▸ Description of the task: Reproduce the records below exactly, leaving out any pictures.

# # # #

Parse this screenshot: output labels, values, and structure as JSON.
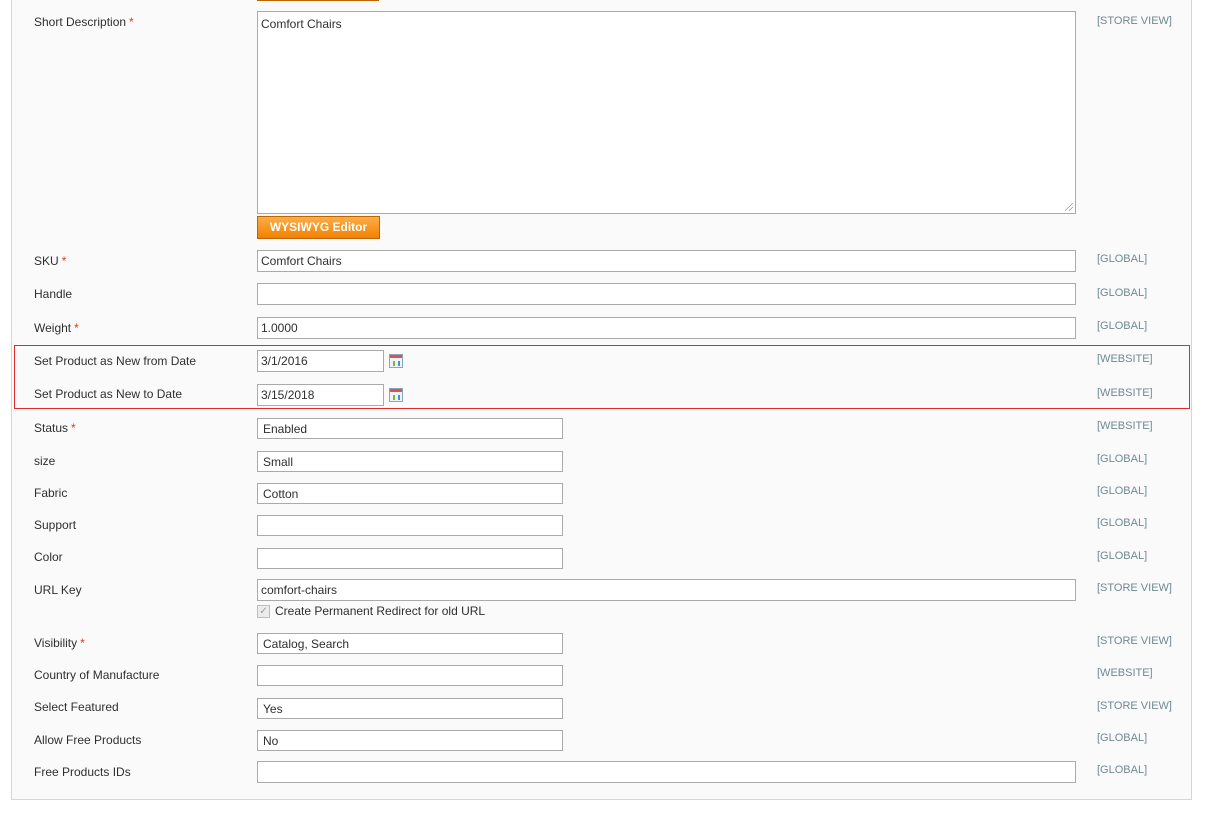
{
  "editor_button": "WYSIWYG Editor",
  "fields": {
    "short_description": {
      "label": "Short Description",
      "required": "*",
      "value": "Comfort Chairs",
      "scope": "[STORE VIEW]"
    },
    "sku": {
      "label": "SKU",
      "required": "*",
      "value": "Comfort Chairs",
      "scope": "[GLOBAL]"
    },
    "handle": {
      "label": "Handle",
      "value": "",
      "scope": "[GLOBAL]"
    },
    "weight": {
      "label": "Weight",
      "required": "*",
      "value": "1.0000",
      "scope": "[GLOBAL]"
    },
    "new_from": {
      "label": "Set Product as New from Date",
      "value": "3/1/2016",
      "scope": "[WEBSITE]"
    },
    "new_to": {
      "label": "Set Product as New to Date",
      "value": "3/15/2018",
      "scope": "[WEBSITE]"
    },
    "status": {
      "label": "Status",
      "required": "*",
      "value": "Enabled",
      "scope": "[WEBSITE]"
    },
    "size": {
      "label": "size",
      "value": "Small",
      "scope": "[GLOBAL]"
    },
    "fabric": {
      "label": "Fabric",
      "value": "Cotton",
      "scope": "[GLOBAL]"
    },
    "support": {
      "label": "Support",
      "value": "",
      "scope": "[GLOBAL]"
    },
    "color": {
      "label": "Color",
      "value": "",
      "scope": "[GLOBAL]"
    },
    "url_key": {
      "label": "URL Key",
      "value": "comfort-chairs",
      "scope": "[STORE VIEW]",
      "redirect_label": "Create Permanent Redirect for old URL",
      "redirect_checked": "✓"
    },
    "visibility": {
      "label": "Visibility",
      "required": "*",
      "value": "Catalog, Search",
      "scope": "[STORE VIEW]"
    },
    "country": {
      "label": "Country of Manufacture",
      "value": "",
      "scope": "[WEBSITE]"
    },
    "featured": {
      "label": "Select Featured",
      "value": "Yes",
      "scope": "[STORE VIEW]"
    },
    "free_products": {
      "label": "Allow Free Products",
      "value": "No",
      "scope": "[GLOBAL]"
    },
    "free_ids": {
      "label": "Free Products IDs",
      "value": "",
      "scope": "[GLOBAL]"
    }
  },
  "colors": {
    "accent": "#f18200",
    "required": "#eb340a",
    "scope": "#6f8992",
    "highlight": "#e02b2b"
  }
}
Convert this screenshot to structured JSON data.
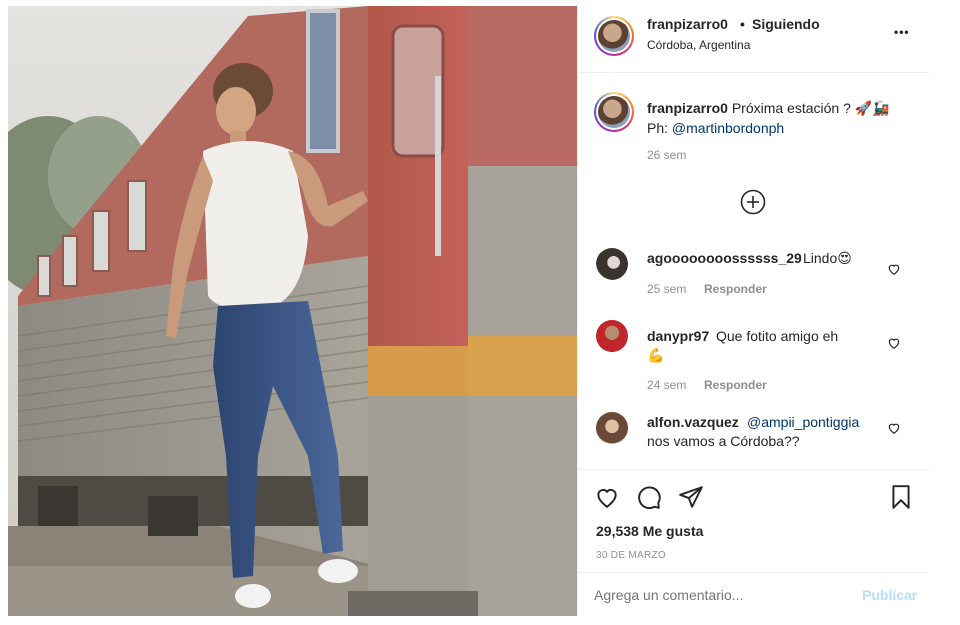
{
  "header": {
    "username": "franpizarro0",
    "dot": "•",
    "following_label": "Siguiendo",
    "location": "Córdoba, Argentina",
    "more_label": "•••"
  },
  "caption": {
    "username": "franpizarro0",
    "text": "Próxima estación ? 🚀🚂",
    "line2_prefix": "Ph:",
    "mention": "@martinbordonph",
    "time": "26 sem"
  },
  "load_more_icon": "plus-circle-icon",
  "comments": [
    {
      "username": "agoooooooossssss_29",
      "text": "Lindo😍",
      "time": "25 sem",
      "reply": "Responder"
    },
    {
      "username": "danypr97",
      "text": "Que fotito amigo eh",
      "text2": "💪",
      "time": "24 sem",
      "reply": "Responder"
    },
    {
      "username": "alfon.vazquez",
      "mention": "@ampii_pontiggia",
      "text2": "nos vamos a Córdoba??"
    }
  ],
  "stats": {
    "likes": "29,538 Me gusta",
    "date": "30 DE MARZO"
  },
  "add_comment": {
    "placeholder": "Agrega un comentario...",
    "publish_label": "Publicar"
  },
  "colors": {
    "accent": "#0095f6",
    "publish_disabled": "#b2dffc",
    "text": "#262626",
    "muted": "#8e8e8e",
    "link": "#00376b"
  }
}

# # # #

▸ Full answer:
Parse this screenshot: output labels, values, and structure as JSON.
{
  "editor_button": "WYSIWYG Editor",
  "fields": {
    "short_description": {
      "label": "Short Description",
      "required": "*",
      "value": "Comfort Chairs",
      "scope": "[STORE VIEW]"
    },
    "sku": {
      "label": "SKU",
      "required": "*",
      "value": "Comfort Chairs",
      "scope": "[GLOBAL]"
    },
    "handle": {
      "label": "Handle",
      "value": "",
      "scope": "[GLOBAL]"
    },
    "weight": {
      "label": "Weight",
      "required": "*",
      "value": "1.0000",
      "scope": "[GLOBAL]"
    },
    "new_from": {
      "label": "Set Product as New from Date",
      "value": "3/1/2016",
      "scope": "[WEBSITE]"
    },
    "new_to": {
      "label": "Set Product as New to Date",
      "value": "3/15/2018",
      "scope": "[WEBSITE]"
    },
    "status": {
      "label": "Status",
      "required": "*",
      "value": "Enabled",
      "scope": "[WEBSITE]"
    },
    "size": {
      "label": "size",
      "value": "Small",
      "scope": "[GLOBAL]"
    },
    "fabric": {
      "label": "Fabric",
      "value": "Cotton",
      "scope": "[GLOBAL]"
    },
    "support": {
      "label": "Support",
      "value": "",
      "scope": "[GLOBAL]"
    },
    "color": {
      "label": "Color",
      "value": "",
      "scope": "[GLOBAL]"
    },
    "url_key": {
      "label": "URL Key",
      "value": "comfort-chairs",
      "scope": "[STORE VIEW]",
      "redirect_label": "Create Permanent Redirect for old URL",
      "redirect_checked": "✓"
    },
    "visibility": {
      "label": "Visibility",
      "required": "*",
      "value": "Catalog, Search",
      "scope": "[STORE VIEW]"
    },
    "country": {
      "label": "Country of Manufacture",
      "value": "",
      "scope": "[WEBSITE]"
    },
    "featured": {
      "label": "Select Featured",
      "value": "Yes",
      "scope": "[STORE VIEW]"
    },
    "free_products": {
      "label": "Allow Free Products",
      "value": "No",
      "scope": "[GLOBAL]"
    },
    "free_ids": {
      "label": "Free Products IDs",
      "value": "",
      "scope": "[GLOBAL]"
    }
  },
  "colors": {
    "accent": "#f18200",
    "required": "#eb340a",
    "scope": "#6f8992",
    "highlight": "#e02b2b"
  }
}
Convert this screenshot to structured JSON data.
{
  "header": {
    "username": "franpizarro0",
    "dot": "•",
    "following_label": "Siguiendo",
    "location": "Córdoba, Argentina",
    "more_label": "•••"
  },
  "caption": {
    "username": "franpizarro0",
    "text": "Próxima estación ? 🚀🚂",
    "line2_prefix": "Ph:",
    "mention": "@martinbordonph",
    "time": "26 sem"
  },
  "load_more_icon": "plus-circle-icon",
  "comments": [
    {
      "username": "agoooooooossssss_29",
      "text": "Lindo😍",
      "time": "25 sem",
      "reply": "Responder"
    },
    {
      "username": "danypr97",
      "text": "Que fotito amigo eh",
      "text2": "💪",
      "time": "24 sem",
      "reply": "Responder"
    },
    {
      "username": "alfon.vazquez",
      "mention": "@ampii_pontiggia",
      "text2": "nos vamos a Córdoba??"
    }
  ],
  "stats": {
    "likes": "29,538 Me gusta",
    "date": "30 DE MARZO"
  },
  "add_comment": {
    "placeholder": "Agrega un comentario...",
    "publish_label": "Publicar"
  },
  "colors": {
    "accent": "#0095f6",
    "publish_disabled": "#b2dffc",
    "text": "#262626",
    "muted": "#8e8e8e",
    "link": "#00376b"
  }
}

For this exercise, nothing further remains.